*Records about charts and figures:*
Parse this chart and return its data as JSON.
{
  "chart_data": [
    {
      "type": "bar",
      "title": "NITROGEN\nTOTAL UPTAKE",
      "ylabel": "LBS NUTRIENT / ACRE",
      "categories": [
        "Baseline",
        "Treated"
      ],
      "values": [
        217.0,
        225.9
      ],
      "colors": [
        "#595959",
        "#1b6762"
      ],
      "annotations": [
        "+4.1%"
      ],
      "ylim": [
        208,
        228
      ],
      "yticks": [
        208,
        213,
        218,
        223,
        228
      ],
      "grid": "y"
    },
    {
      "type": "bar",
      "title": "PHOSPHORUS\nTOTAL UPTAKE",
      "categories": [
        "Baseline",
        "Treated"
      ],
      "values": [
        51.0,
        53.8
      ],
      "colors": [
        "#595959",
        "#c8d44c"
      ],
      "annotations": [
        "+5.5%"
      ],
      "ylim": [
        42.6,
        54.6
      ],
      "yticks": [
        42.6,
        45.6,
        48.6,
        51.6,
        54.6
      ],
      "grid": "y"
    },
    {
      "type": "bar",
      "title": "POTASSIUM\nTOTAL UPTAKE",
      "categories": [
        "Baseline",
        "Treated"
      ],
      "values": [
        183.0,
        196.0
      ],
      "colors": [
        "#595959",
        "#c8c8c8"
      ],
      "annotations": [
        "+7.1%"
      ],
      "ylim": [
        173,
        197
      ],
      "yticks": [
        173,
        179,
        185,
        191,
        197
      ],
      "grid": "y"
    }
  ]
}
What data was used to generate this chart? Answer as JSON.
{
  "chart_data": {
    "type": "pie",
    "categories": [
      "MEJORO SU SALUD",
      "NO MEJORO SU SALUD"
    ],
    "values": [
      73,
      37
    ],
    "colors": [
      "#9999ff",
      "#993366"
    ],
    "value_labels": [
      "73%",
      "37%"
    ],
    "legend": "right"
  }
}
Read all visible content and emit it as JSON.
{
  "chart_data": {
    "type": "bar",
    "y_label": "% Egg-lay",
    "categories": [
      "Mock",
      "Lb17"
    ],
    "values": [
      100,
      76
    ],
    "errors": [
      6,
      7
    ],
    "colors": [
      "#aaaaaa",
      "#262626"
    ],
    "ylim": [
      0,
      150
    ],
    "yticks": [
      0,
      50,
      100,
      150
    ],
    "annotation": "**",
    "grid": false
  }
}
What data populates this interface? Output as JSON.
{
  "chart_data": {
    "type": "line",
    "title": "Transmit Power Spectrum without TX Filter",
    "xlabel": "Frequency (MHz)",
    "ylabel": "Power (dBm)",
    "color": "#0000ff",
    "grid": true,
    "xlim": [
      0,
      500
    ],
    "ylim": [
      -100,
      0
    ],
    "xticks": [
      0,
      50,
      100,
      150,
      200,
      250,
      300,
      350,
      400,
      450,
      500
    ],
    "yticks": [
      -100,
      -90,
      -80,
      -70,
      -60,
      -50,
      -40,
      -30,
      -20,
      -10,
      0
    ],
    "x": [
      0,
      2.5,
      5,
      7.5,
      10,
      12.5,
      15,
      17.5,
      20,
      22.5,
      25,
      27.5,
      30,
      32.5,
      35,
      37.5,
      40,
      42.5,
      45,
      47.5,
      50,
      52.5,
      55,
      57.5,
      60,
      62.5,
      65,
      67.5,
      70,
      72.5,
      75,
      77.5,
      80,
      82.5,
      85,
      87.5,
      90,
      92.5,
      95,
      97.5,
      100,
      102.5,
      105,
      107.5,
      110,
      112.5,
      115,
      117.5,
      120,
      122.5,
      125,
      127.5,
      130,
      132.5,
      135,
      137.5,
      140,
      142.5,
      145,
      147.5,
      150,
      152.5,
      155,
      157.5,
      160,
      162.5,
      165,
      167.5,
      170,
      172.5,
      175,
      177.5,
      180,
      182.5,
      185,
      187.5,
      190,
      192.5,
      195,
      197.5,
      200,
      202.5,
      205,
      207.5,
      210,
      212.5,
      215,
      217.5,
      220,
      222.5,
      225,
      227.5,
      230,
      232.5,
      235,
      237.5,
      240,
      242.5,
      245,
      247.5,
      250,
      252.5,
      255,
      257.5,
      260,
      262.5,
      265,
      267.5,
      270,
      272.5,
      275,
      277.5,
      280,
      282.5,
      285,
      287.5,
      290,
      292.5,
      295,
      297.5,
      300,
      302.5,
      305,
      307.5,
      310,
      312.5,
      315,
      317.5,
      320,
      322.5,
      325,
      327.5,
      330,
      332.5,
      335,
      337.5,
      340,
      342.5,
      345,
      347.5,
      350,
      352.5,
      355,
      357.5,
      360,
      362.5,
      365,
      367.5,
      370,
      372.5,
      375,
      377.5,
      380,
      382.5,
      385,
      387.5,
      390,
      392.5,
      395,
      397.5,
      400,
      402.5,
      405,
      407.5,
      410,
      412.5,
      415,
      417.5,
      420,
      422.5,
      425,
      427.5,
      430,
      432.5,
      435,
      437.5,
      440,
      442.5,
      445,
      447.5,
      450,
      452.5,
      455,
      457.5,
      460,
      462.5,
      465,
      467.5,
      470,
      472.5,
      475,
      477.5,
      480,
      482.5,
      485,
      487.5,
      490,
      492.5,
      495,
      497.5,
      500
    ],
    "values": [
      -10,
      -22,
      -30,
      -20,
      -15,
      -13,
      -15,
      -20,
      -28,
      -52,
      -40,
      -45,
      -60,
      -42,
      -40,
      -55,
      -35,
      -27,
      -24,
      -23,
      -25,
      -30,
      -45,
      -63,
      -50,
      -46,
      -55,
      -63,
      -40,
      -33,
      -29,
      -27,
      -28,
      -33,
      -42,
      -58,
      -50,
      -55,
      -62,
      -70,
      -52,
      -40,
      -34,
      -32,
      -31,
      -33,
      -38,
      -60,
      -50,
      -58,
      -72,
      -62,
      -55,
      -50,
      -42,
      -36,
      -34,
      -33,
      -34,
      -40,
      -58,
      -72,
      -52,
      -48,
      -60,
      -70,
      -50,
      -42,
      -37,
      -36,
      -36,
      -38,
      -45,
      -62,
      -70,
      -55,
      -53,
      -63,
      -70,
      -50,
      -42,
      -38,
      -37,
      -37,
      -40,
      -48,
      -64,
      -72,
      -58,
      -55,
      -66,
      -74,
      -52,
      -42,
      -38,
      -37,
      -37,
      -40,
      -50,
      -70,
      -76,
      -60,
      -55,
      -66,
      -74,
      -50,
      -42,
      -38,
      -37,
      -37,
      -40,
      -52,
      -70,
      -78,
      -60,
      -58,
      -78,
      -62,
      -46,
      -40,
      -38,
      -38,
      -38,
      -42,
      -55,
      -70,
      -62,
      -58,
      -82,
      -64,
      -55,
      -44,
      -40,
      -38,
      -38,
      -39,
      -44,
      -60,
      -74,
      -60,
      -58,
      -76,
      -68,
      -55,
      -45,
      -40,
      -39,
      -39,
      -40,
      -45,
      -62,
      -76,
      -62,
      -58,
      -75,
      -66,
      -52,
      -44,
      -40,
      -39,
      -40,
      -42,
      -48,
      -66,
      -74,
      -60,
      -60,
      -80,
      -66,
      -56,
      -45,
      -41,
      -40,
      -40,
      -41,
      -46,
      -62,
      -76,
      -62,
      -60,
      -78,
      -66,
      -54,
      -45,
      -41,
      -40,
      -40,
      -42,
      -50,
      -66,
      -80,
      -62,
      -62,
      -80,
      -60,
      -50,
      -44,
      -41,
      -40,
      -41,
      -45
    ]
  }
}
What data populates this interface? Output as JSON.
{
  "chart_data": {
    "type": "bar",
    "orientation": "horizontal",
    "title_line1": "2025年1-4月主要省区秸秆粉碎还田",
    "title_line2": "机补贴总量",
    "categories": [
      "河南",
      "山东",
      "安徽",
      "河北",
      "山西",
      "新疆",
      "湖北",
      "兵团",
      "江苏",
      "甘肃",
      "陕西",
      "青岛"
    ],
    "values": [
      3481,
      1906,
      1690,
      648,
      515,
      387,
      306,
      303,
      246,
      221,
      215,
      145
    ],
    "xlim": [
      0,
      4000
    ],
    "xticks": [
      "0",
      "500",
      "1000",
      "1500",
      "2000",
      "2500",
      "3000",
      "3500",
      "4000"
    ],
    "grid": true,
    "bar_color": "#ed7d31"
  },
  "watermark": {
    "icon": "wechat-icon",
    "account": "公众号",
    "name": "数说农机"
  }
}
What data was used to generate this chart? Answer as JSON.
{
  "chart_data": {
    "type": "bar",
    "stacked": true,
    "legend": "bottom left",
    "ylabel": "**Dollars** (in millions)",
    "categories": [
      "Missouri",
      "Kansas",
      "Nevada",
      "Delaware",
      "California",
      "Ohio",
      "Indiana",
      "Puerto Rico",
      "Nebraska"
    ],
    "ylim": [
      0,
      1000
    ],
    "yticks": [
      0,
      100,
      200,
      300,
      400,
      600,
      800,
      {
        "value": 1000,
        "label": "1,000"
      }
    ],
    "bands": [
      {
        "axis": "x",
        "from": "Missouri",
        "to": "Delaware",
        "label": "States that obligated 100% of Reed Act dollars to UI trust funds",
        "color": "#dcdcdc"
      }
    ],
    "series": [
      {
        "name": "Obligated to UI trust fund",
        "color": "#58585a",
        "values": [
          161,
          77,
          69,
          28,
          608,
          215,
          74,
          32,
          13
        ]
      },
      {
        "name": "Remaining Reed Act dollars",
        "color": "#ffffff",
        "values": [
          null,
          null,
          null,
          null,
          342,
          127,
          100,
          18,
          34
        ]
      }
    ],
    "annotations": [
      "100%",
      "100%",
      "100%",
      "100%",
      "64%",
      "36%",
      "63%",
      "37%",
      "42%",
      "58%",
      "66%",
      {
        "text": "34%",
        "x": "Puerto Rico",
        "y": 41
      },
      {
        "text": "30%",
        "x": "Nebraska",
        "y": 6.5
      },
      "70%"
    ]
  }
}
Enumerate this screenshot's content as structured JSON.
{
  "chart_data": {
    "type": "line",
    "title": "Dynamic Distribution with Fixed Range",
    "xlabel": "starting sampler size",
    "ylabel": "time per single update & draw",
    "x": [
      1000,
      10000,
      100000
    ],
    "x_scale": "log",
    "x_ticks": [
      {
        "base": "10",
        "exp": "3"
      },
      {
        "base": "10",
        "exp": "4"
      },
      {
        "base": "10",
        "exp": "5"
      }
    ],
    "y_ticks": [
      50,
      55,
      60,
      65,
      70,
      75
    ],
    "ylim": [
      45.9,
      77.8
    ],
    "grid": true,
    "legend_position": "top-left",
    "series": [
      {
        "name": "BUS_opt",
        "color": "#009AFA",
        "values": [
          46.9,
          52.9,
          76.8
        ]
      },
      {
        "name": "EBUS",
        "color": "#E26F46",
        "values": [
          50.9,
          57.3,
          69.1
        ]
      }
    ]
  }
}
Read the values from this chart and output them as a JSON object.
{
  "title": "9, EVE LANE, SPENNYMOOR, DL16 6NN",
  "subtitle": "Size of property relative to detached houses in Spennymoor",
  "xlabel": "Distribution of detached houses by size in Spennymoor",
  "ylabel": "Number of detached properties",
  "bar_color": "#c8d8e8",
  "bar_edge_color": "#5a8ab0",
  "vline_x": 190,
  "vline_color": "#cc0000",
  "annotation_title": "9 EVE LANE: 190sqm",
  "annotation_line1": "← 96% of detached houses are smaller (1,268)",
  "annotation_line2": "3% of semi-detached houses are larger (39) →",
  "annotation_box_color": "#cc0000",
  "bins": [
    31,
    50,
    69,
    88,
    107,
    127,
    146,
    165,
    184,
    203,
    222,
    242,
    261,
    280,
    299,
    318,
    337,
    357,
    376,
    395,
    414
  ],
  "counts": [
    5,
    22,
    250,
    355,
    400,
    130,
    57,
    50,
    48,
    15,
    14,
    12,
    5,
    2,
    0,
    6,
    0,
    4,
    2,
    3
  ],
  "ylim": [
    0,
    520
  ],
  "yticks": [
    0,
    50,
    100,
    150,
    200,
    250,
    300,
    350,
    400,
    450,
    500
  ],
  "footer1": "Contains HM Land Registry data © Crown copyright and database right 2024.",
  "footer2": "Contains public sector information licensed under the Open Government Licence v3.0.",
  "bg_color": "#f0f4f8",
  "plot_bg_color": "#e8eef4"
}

*Given task:* Copy out every line with the word "houses".

*Full solution:*
  "subtitle": "Size of property relative to detached houses in Spennymoor",
  "xlabel": "Distribution of detached houses by size in Spennymoor",
  "annotation_line1": "← 96% of detached houses are smaller (1,268)",
  "annotation_line2": "3% of semi-detached houses are larger (39) →",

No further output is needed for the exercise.